■ Short exercise
Copy each line exactly. Leave nothing out.

### Data to use

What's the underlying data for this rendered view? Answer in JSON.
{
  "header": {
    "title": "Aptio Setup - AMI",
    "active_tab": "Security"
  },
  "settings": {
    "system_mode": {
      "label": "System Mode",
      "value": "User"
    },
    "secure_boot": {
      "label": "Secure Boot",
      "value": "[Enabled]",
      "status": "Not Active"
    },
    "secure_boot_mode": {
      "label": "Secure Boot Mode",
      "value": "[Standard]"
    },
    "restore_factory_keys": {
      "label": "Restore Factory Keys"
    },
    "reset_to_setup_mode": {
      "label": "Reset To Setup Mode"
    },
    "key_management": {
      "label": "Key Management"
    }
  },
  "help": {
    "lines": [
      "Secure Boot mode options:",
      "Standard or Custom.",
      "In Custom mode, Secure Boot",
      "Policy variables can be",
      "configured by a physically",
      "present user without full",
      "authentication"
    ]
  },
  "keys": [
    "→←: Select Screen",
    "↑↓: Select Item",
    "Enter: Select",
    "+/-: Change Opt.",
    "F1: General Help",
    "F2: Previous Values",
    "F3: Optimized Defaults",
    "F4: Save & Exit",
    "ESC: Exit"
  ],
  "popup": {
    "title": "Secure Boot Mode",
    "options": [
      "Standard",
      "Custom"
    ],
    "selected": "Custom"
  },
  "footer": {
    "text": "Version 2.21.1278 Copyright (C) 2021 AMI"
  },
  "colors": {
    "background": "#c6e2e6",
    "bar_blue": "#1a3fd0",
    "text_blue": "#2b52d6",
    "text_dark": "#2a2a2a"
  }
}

######

■ Response
What's the underlying data for this rendered view? Answer in JSON.
{
  "header": {
    "title": "Aptio Setup - AMI",
    "active_tab": "Security"
  },
  "settings": {
    "system_mode": {
      "label": "System Mode",
      "value": "User"
    },
    "secure_boot": {
      "label": "Secure Boot",
      "value": "[Enabled]",
      "status": "Not Active"
    },
    "secure_boot_mode": {
      "label": "Secure Boot Mode",
      "value": "[Standard]"
    },
    "restore_factory_keys": {
      "label": "Restore Factory Keys"
    },
    "reset_to_setup_mode": {
      "label": "Reset To Setup Mode"
    },
    "key_management": {
      "label": "Key Management"
    }
  },
  "help": {
    "lines": [
      "Secure Boot mode options:",
      "Standard or Custom.",
      "In Custom mode, Secure Boot",
      "Policy variables can be",
      "configured by a physically",
      "present user without full",
      "authentication"
    ]
  },
  "keys": [
    "→←: Select Screen",
    "↑↓: Select Item",
    "Enter: Select",
    "+/-: Change Opt.",
    "F1: General Help",
    "F2: Previous Values",
    "F3: Optimized Defaults",
    "F4: Save & Exit",
    "ESC: Exit"
  ],
  "popup": {
    "title": "Secure Boot Mode",
    "options": [
      "Standard",
      "Custom"
    ],
    "selected": "Custom"
  },
  "footer": {
    "text": "Version 2.21.1278 Copyright (C) 2021 AMI"
  },
  "colors": {
    "background": "#c6e2e6",
    "bar_blue": "#1a3fd0",
    "text_blue": "#2b52d6",
    "text_dark": "#2a2a2a"
  }
}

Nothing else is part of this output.